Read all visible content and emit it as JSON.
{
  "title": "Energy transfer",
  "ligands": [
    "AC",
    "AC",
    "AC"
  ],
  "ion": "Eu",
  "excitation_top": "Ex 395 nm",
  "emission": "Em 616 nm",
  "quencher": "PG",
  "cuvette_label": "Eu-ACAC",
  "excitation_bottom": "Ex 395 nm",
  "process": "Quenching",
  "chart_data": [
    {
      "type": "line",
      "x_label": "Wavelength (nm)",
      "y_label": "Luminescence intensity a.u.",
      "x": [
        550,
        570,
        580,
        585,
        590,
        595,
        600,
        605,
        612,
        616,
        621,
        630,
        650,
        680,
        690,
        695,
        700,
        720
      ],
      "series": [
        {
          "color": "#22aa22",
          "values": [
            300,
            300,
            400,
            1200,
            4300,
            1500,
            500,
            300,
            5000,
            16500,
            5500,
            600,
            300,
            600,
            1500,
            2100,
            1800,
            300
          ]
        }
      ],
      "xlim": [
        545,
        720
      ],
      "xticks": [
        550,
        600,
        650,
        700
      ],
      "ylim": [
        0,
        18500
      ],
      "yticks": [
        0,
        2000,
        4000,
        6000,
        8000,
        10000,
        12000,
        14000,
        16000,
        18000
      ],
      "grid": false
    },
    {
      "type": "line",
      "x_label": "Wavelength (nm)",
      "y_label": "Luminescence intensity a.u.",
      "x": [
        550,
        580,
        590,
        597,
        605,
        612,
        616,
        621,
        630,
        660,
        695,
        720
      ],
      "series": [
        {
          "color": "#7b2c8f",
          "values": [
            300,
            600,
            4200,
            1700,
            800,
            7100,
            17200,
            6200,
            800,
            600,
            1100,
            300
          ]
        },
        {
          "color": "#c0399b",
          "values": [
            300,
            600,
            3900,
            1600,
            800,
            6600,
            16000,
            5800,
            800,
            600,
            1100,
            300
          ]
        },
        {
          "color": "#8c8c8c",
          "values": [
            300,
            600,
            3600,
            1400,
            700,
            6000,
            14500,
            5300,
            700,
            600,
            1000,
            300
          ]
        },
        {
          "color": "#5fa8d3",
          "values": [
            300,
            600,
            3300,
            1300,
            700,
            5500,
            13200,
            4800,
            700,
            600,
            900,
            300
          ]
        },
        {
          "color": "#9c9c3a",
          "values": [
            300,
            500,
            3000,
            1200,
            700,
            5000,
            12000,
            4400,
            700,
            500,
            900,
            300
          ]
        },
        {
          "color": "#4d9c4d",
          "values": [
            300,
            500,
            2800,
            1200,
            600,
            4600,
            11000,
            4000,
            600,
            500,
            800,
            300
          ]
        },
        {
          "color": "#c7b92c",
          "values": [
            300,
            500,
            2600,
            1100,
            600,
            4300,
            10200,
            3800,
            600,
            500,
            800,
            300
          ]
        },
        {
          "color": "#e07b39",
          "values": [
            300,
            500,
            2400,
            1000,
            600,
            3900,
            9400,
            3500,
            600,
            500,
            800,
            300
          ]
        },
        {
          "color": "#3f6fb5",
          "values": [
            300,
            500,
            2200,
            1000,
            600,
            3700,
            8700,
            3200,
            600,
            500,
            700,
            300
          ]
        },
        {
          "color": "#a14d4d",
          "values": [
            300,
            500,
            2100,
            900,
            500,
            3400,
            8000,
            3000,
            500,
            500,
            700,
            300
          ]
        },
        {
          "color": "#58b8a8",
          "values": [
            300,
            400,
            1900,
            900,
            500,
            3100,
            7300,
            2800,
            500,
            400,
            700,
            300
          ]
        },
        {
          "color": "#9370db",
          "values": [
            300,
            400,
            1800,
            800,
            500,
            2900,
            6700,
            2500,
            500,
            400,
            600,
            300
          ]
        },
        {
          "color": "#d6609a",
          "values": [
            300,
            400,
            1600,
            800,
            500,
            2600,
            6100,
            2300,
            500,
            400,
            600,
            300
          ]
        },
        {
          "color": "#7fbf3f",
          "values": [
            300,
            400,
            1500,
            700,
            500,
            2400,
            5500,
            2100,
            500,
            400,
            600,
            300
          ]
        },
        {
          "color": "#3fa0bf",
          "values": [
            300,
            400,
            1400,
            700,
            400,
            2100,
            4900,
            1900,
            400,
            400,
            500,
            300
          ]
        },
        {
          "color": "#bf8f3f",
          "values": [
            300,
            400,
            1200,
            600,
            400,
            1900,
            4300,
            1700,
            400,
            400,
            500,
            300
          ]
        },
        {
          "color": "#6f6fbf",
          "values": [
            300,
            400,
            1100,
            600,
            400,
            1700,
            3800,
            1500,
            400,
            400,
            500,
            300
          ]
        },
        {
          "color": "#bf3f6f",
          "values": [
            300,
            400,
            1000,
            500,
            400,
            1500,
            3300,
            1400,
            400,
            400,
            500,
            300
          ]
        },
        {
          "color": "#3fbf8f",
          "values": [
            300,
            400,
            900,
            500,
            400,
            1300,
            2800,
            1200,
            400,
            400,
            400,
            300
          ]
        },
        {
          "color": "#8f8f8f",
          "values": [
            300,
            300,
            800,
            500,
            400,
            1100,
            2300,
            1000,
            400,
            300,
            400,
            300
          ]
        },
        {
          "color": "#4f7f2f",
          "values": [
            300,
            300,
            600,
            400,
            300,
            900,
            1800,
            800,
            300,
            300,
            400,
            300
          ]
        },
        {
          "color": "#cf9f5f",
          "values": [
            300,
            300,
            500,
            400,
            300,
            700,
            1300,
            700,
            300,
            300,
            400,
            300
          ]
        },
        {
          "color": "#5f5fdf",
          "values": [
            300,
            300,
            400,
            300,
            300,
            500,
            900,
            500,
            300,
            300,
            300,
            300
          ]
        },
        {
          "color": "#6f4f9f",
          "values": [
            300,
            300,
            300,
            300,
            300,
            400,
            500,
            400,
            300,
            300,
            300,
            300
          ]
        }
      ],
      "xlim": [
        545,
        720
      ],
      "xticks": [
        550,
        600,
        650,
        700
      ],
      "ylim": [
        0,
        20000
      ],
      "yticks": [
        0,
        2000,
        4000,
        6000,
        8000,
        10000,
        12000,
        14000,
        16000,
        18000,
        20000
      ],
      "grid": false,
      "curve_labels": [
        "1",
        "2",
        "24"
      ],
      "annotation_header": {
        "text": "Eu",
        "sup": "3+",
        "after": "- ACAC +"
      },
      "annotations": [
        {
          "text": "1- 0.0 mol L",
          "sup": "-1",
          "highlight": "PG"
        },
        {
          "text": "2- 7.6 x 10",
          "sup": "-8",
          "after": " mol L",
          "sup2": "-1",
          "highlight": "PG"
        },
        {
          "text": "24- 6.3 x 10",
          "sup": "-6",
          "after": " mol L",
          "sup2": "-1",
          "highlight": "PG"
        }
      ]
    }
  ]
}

▸ **What to do**:
Take the entries above and copy them out exactly.

▸ **Response for this exercise**:
Read all visible content and emit it as JSON.
{
  "title": "Energy transfer",
  "ligands": [
    "AC",
    "AC",
    "AC"
  ],
  "ion": "Eu",
  "excitation_top": "Ex 395 nm",
  "emission": "Em 616 nm",
  "quencher": "PG",
  "cuvette_label": "Eu-ACAC",
  "excitation_bottom": "Ex 395 nm",
  "process": "Quenching",
  "chart_data": [
    {
      "type": "line",
      "x_label": "Wavelength (nm)",
      "y_label": "Luminescence intensity a.u.",
      "x": [
        550,
        570,
        580,
        585,
        590,
        595,
        600,
        605,
        612,
        616,
        621,
        630,
        650,
        680,
        690,
        695,
        700,
        720
      ],
      "series": [
        {
          "color": "#22aa22",
          "values": [
            300,
            300,
            400,
            1200,
            4300,
            1500,
            500,
            300,
            5000,
            16500,
            5500,
            600,
            300,
            600,
            1500,
            2100,
            1800,
            300
          ]
        }
      ],
      "xlim": [
        545,
        720
      ],
      "xticks": [
        550,
        600,
        650,
        700
      ],
      "ylim": [
        0,
        18500
      ],
      "yticks": [
        0,
        2000,
        4000,
        6000,
        8000,
        10000,
        12000,
        14000,
        16000,
        18000
      ],
      "grid": false
    },
    {
      "type": "line",
      "x_label": "Wavelength (nm)",
      "y_label": "Luminescence intensity a.u.",
      "x": [
        550,
        580,
        590,
        597,
        605,
        612,
        616,
        621,
        630,
        660,
        695,
        720
      ],
      "series": [
        {
          "color": "#7b2c8f",
          "values": [
            300,
            600,
            4200,
            1700,
            800,
            7100,
            17200,
            6200,
            800,
            600,
            1100,
            300
          ]
        },
        {
          "color": "#c0399b",
          "values": [
            300,
            600,
            3900,
            1600,
            800,
            6600,
            16000,
            5800,
            800,
            600,
            1100,
            300
          ]
        },
        {
          "color": "#8c8c8c",
          "values": [
            300,
            600,
            3600,
            1400,
            700,
            6000,
            14500,
            5300,
            700,
            600,
            1000,
            300
          ]
        },
        {
          "color": "#5fa8d3",
          "values": [
            300,
            600,
            3300,
            1300,
            700,
            5500,
            13200,
            4800,
            700,
            600,
            900,
            300
          ]
        },
        {
          "color": "#9c9c3a",
          "values": [
            300,
            500,
            3000,
            1200,
            700,
            5000,
            12000,
            4400,
            700,
            500,
            900,
            300
          ]
        },
        {
          "color": "#4d9c4d",
          "values": [
            300,
            500,
            2800,
            1200,
            600,
            4600,
            11000,
            4000,
            600,
            500,
            800,
            300
          ]
        },
        {
          "color": "#c7b92c",
          "values": [
            300,
            500,
            2600,
            1100,
            600,
            4300,
            10200,
            3800,
            600,
            500,
            800,
            300
          ]
        },
        {
          "color": "#e07b39",
          "values": [
            300,
            500,
            2400,
            1000,
            600,
            3900,
            9400,
            3500,
            600,
            500,
            800,
            300
          ]
        },
        {
          "color": "#3f6fb5",
          "values": [
            300,
            500,
            2200,
            1000,
            600,
            3700,
            8700,
            3200,
            600,
            500,
            700,
            300
          ]
        },
        {
          "color": "#a14d4d",
          "values": [
            300,
            500,
            2100,
            900,
            500,
            3400,
            8000,
            3000,
            500,
            500,
            700,
            300
          ]
        },
        {
          "color": "#58b8a8",
          "values": [
            300,
            400,
            1900,
            900,
            500,
            3100,
            7300,
            2800,
            500,
            400,
            700,
            300
          ]
        },
        {
          "color": "#9370db",
          "values": [
            300,
            400,
            1800,
            800,
            500,
            2900,
            6700,
            2500,
            500,
            400,
            600,
            300
          ]
        },
        {
          "color": "#d6609a",
          "values": [
            300,
            400,
            1600,
            800,
            500,
            2600,
            6100,
            2300,
            500,
            400,
            600,
            300
          ]
        },
        {
          "color": "#7fbf3f",
          "values": [
            300,
            400,
            1500,
            700,
            500,
            2400,
            5500,
            2100,
            500,
            400,
            600,
            300
          ]
        },
        {
          "color": "#3fa0bf",
          "values": [
            300,
            400,
            1400,
            700,
            400,
            2100,
            4900,
            1900,
            400,
            400,
            500,
            300
          ]
        },
        {
          "color": "#bf8f3f",
          "values": [
            300,
            400,
            1200,
            600,
            400,
            1900,
            4300,
            1700,
            400,
            400,
            500,
            300
          ]
        },
        {
          "color": "#6f6fbf",
          "values": [
            300,
            400,
            1100,
            600,
            400,
            1700,
            3800,
            1500,
            400,
            400,
            500,
            300
          ]
        },
        {
          "color": "#bf3f6f",
          "values": [
            300,
            400,
            1000,
            500,
            400,
            1500,
            3300,
            1400,
            400,
            400,
            500,
            300
          ]
        },
        {
          "color": "#3fbf8f",
          "values": [
            300,
            400,
            900,
            500,
            400,
            1300,
            2800,
            1200,
            400,
            400,
            400,
            300
          ]
        },
        {
          "color": "#8f8f8f",
          "values": [
            300,
            300,
            800,
            500,
            400,
            1100,
            2300,
            1000,
            400,
            300,
            400,
            300
          ]
        },
        {
          "color": "#4f7f2f",
          "values": [
            300,
            300,
            600,
            400,
            300,
            900,
            1800,
            800,
            300,
            300,
            400,
            300
          ]
        },
        {
          "color": "#cf9f5f",
          "values": [
            300,
            300,
            500,
            400,
            300,
            700,
            1300,
            700,
            300,
            300,
            400,
            300
          ]
        },
        {
          "color": "#5f5fdf",
          "values": [
            300,
            300,
            400,
            300,
            300,
            500,
            900,
            500,
            300,
            300,
            300,
            300
          ]
        },
        {
          "color": "#6f4f9f",
          "values": [
            300,
            300,
            300,
            300,
            300,
            400,
            500,
            400,
            300,
            300,
            300,
            300
          ]
        }
      ],
      "xlim": [
        545,
        720
      ],
      "xticks": [
        550,
        600,
        650,
        700
      ],
      "ylim": [
        0,
        20000
      ],
      "yticks": [
        0,
        2000,
        4000,
        6000,
        8000,
        10000,
        12000,
        14000,
        16000,
        18000,
        20000
      ],
      "grid": false,
      "curve_labels": [
        "1",
        "2",
        "24"
      ],
      "annotation_header": {
        "text": "Eu",
        "sup": "3+",
        "after": "- ACAC +"
      },
      "annotations": [
        {
          "text": "1- 0.0 mol L",
          "sup": "-1",
          "highlight": "PG"
        },
        {
          "text": "2- 7.6 x 10",
          "sup": "-8",
          "after": " mol L",
          "sup2": "-1",
          "highlight": "PG"
        },
        {
          "text": "24- 6.3 x 10",
          "sup": "-6",
          "after": " mol L",
          "sup2": "-1",
          "highlight": "PG"
        }
      ]
    }
  ]
}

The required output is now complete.